Begin

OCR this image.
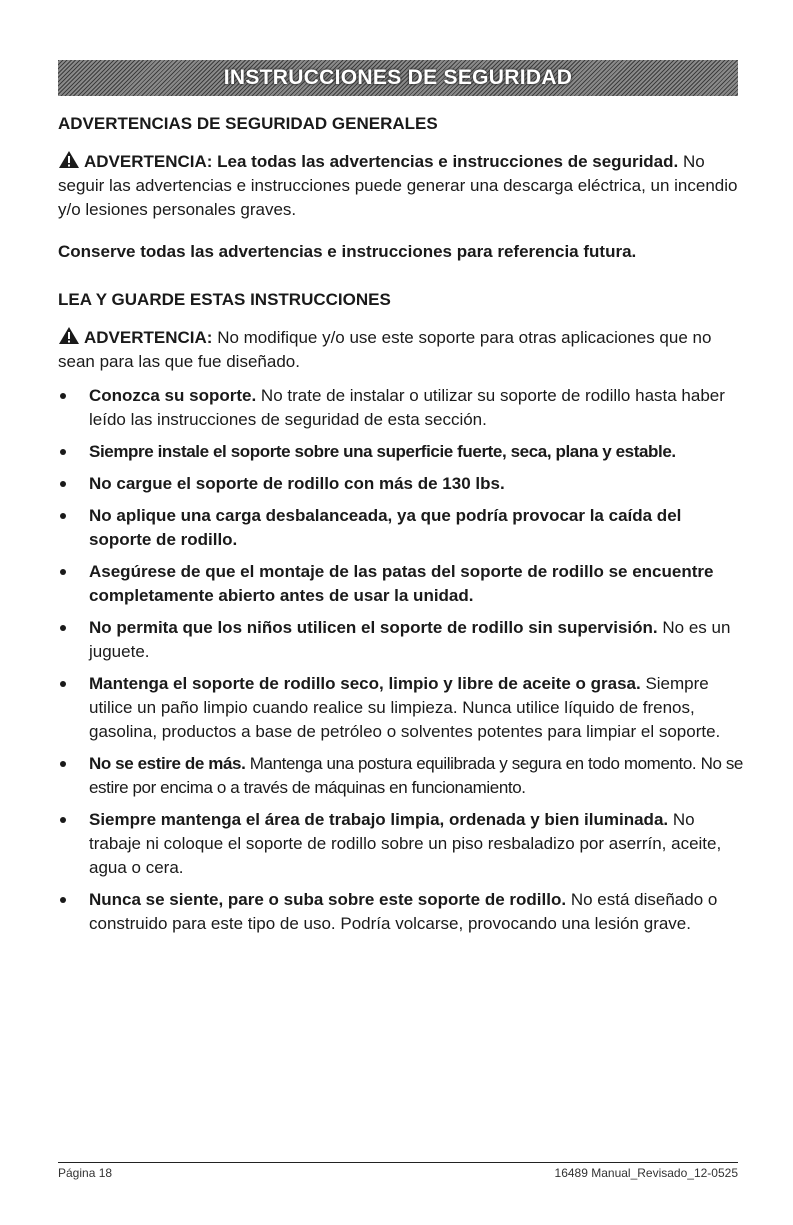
INSTRUCCIONES DE SEGURIDAD
ADVERTENCIAS DE SEGURIDAD GENERALES

ADVERTENCIA: Lea todas las advertencias e instrucciones de seguridad. No seguir las advertencias e instrucciones puede generar una descarga eléctrica, un incendio y/o lesiones personales graves.

Conserve todas las advertencias e instrucciones para referencia futura.

LEA Y GUARDE ESTAS INSTRUCCIONES

ADVERTENCIA: No modifique y/o use este soporte para otras aplicaciones que no sean para las que fue diseñado.

Conozca su soporte. No trate de instalar o utilizar su soporte de rodillo hasta haber leído las instrucciones de seguridad de esta sección.
Siempre instale el soporte sobre una superficie fuerte, seca, plana y estable.
No cargue el soporte de rodillo con más de 130 lbs.
No aplique una carga desbalanceada, ya que podría provocar la caída del soporte de rodillo.
Asegúrese de que el montaje de las patas del soporte de rodillo se encuentre completamente abierto antes de usar la unidad.
No permita que los niños utilicen el soporte de rodillo sin supervisión. No es un juguete.
Mantenga el soporte de rodillo seco, limpio y libre de aceite o grasa. Siempre utilice un paño limpio cuando realice su limpieza. Nunca utilice líquido de frenos, gasolina, productos a base de petróleo o solventes potentes para limpiar el soporte.
No se estire de más. Mantenga una postura equilibrada y segura en todo momento. No se estire por encima o a través de máquinas en funcionamiento.
Siempre mantenga el área de trabajo limpia, ordenada y bien iluminada. No trabaje ni coloque el soporte de rodillo sobre un piso resbaladizo por aserrín, aceite, agua o cera.
Nunca se siente, pare o suba sobre este soporte de rodillo. No está diseñado o construido para este tipo de uso. Podría volcarse, provocando una lesión grave.
Página 18	16489 Manual_Revisado_12-0525
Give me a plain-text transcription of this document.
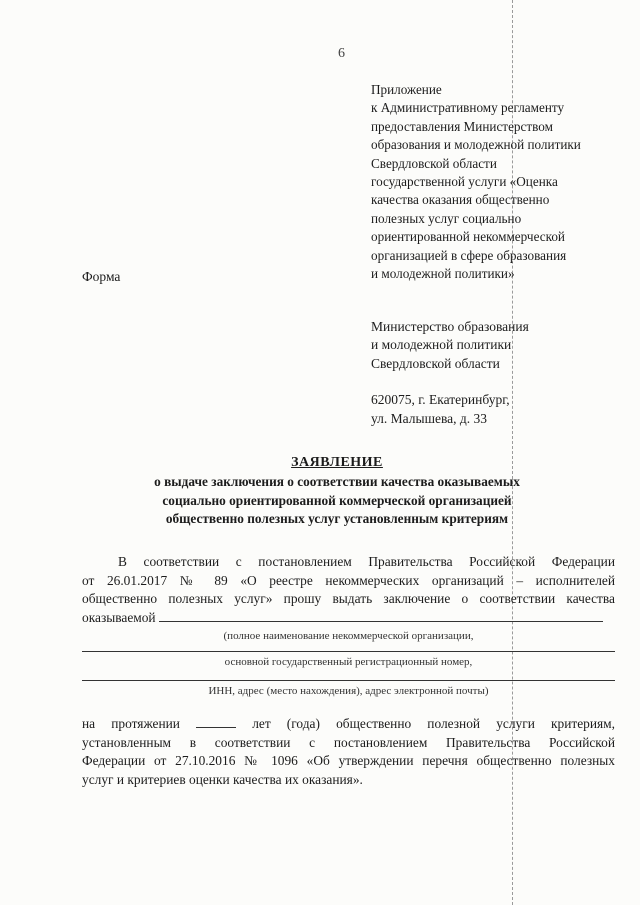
6
Приложение
к Административному регламенту
предоставления Министерством
образования и молодежной политики
Свердловской области
государственной услуги «Оценка
качества оказания общественно
полезных услуг социально
ориентированной некоммерческой
организацией в сфере образования
и молодежной политики»
Форма
Министерство образования
и молодежной политики
Свердловской области
620075, г. Екатеринбург,
ул. Малышева, д. 33
ЗАЯВЛЕНИЕ
о выдаче заключения о соответствии качества оказываемых
социально ориентированной коммерческой организацией
общественно полезных услуг установленным критериям
В соответствии с постановлением Правительства Российской Федерации
от 26.01.2017 № 89 «О реестре некоммерческих организаций – исполнителей
общественно полезных услуг» прошу выдать заключение о соответствии качества
оказываемой
(полное наименование некоммерческой организации,
основной государственный регистрационный номер,
ИНН, адрес (место нахождения), адрес электронной почты)
на протяжении	лет (года) общественно полезной услуги критериям,
установленным в соответствии с постановлением Правительства Российской
Федерации от 27.10.2016 № 1096 «Об утверждении перечня общественно полезных
услуг и критериев оценки качества их оказания».
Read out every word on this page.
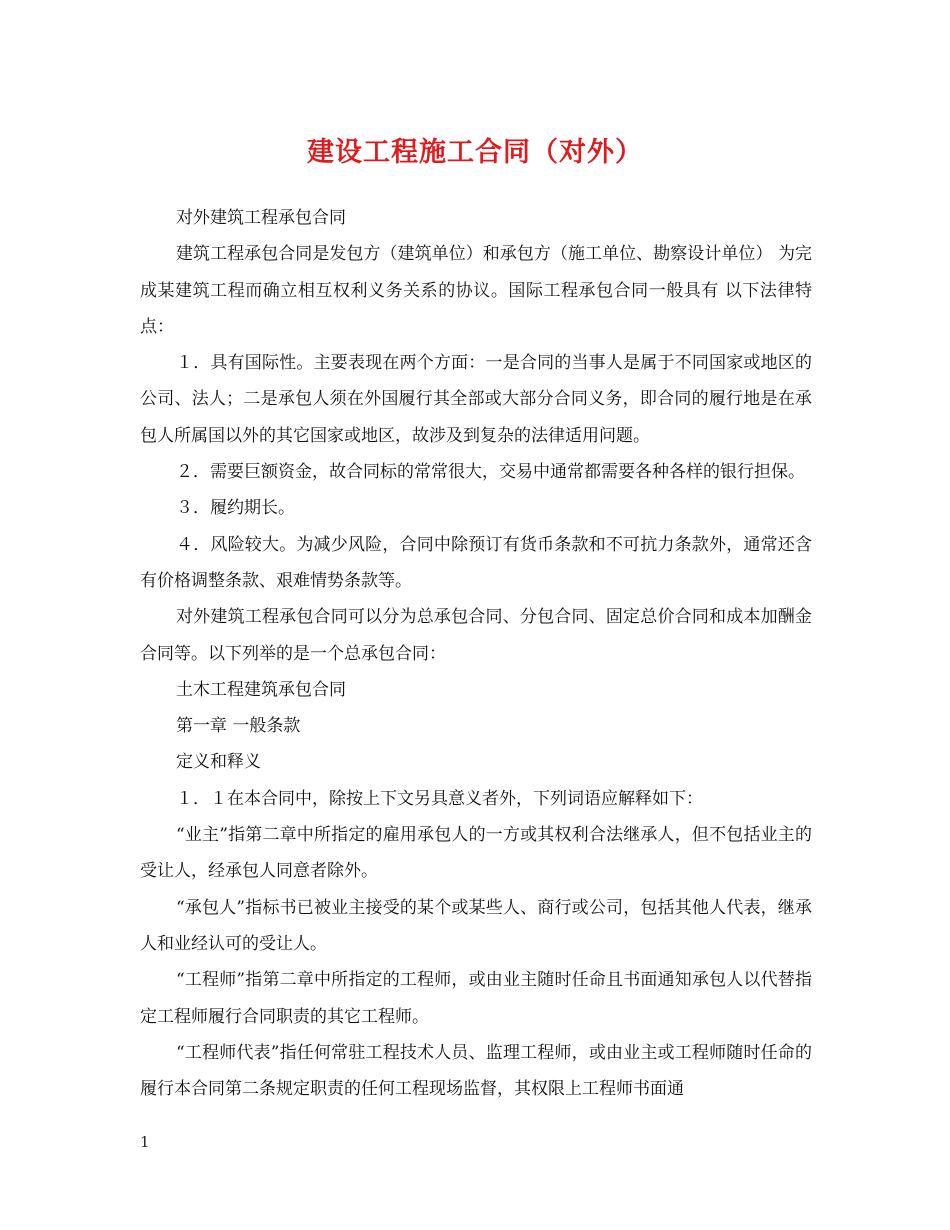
建设工程施工合同（对外）

对外建筑工程承包合同

建筑工程承包合同是发包方（建筑单位）和承包方（施工单位、勘察设计单位） 为完成某建筑工程而确立相互权利义务关系的协议。国际工程承包合同一般具有 以下法律特点：

１．具有国际性。主要表现在两个方面：一是合同的当事人是属于不同国家或地区的公司、法人；二是承包人须在外国履行其全部或大部分合同义务，即合同的履行地是在承包人所属国以外的其它国家或地区，故涉及到复杂的法律适用问题。

２．需要巨额资金，故合同标的常常很大，交易中通常都需要各种各样的银行担保。

３．履约期长。

４．风险较大。为减少风险，合同中除预订有货币条款和不可抗力条款外，通常还含有价格调整条款、艰难情势条款等。

对外建筑工程承包合同可以分为总承包合同、分包合同、固定总价合同和成本加酬金合同等。以下列举的是一个总承包合同：

土木工程建筑承包合同

第一章 一般条款

定义和释义

１．１在本合同中，除按上下文另具意义者外，下列词语应解释如下：

“业主”指第二章中所指定的雇用承包人的一方或其权利合法继承人，但不包括业主的受让人，经承包人同意者除外。

“承包人”指标书已被业主接受的某个或某些人、商行或公司，包括其他人代表，继承人和业经认可的受让人。

“工程师”指第二章中所指定的工程师，或由业主随时任命且书面通知承包人以代替指定工程师履行合同职责的其它工程师。

“工程师代表”指任何常驻工程技术人员、监理工程师，或由业主或工程师随时任命的履行本合同第二条规定职责的任何工程现场监督，其权限上工程师书面通

1
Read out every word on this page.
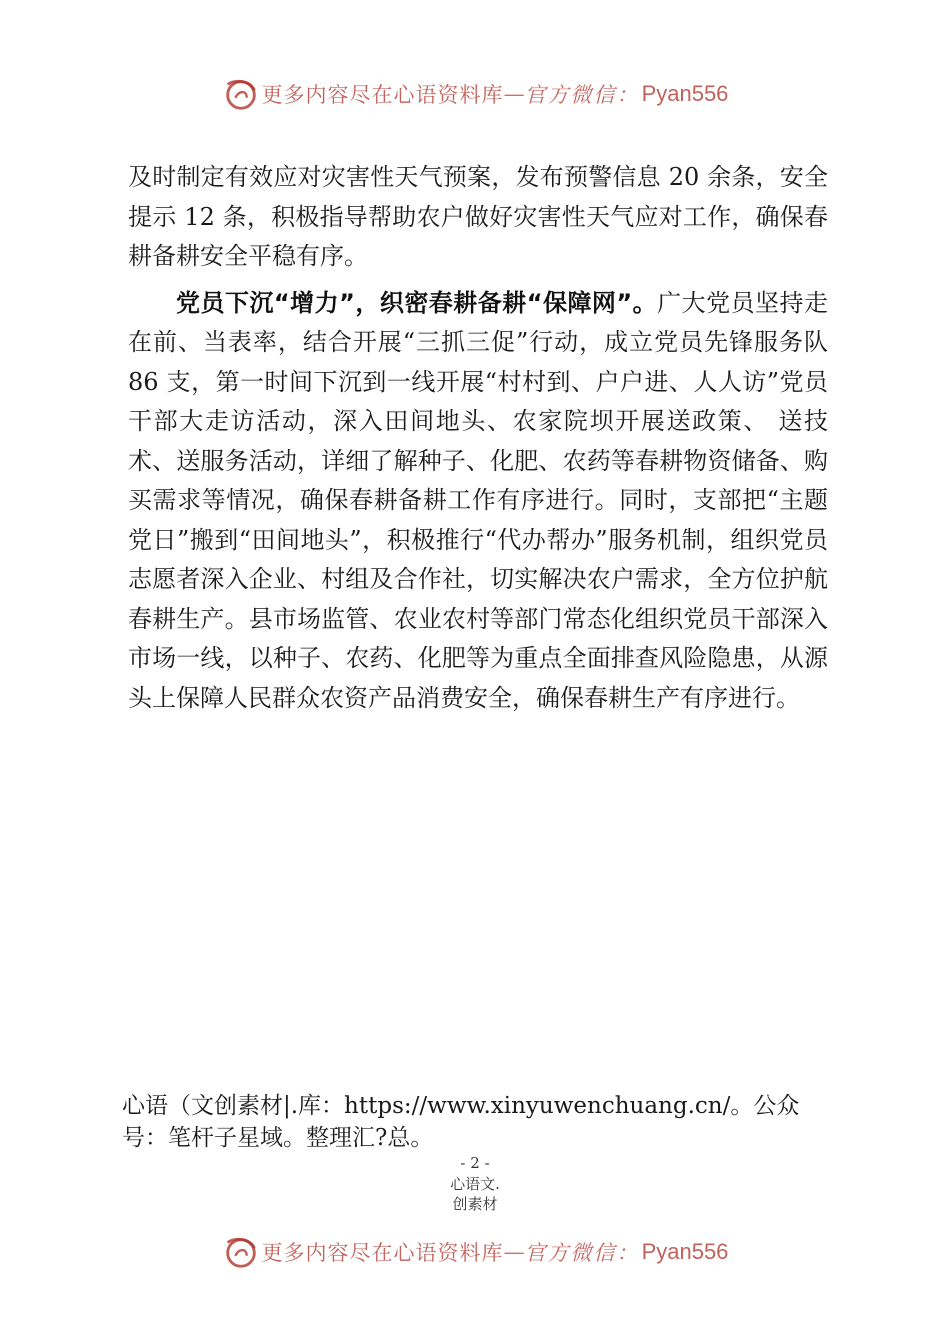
更多内容尽在心语资料库 — 官方微信： Pyan556

及时制定有效应对灾害性天气预案，发布预警信息 20 余条，安全提示 12 条，积极指导帮助农户做好灾害性天气应对工作，确保春耕备耕安全平稳有序。

党员下沉“增力”，织密春耕备耕“保障网”。广大党员坚持走在前、当表率，结合开展“三抓三促”行动，成立党员先锋服务队 86 支，第一时间下沉到一线开展“村村到、户户进、人人访”党员干部大走访活动，深入田间地头、农家院坝开展送政策、 送技术、送服务活动，详细了解种子、化肥、农药等春耕物资储备、购买需求等情况，确保春耕备耕工作有序进行。同时，支部把“主题党日”搬到“田间地头”，积极推行“代办帮办”服务机制，组织党员志愿者深入企业、村组及合作社，切实解决农户需求，全方位护航春耕生产。县市场监管、农业农村等部门常态化组织党员干部深入市场一线，以种子、农药、化肥等为重点全面排查风险隐患，从源头上保障人民群众农资产品消费安全，确保春耕生产有序进行。

心语（文创素材|.库：https://www.xinyuwenchuang.cn/。公众号：笔杆子星域。整理汇?总。
- 2 -
心语文.
创素材
更多内容尽在心语资料库 — 官方微信： Pyan556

End

Identify the lines above that contain the word "организацией", then copy them.

*Written reply*
организацией в сфере образования
социально ориентированной коммерческой организацией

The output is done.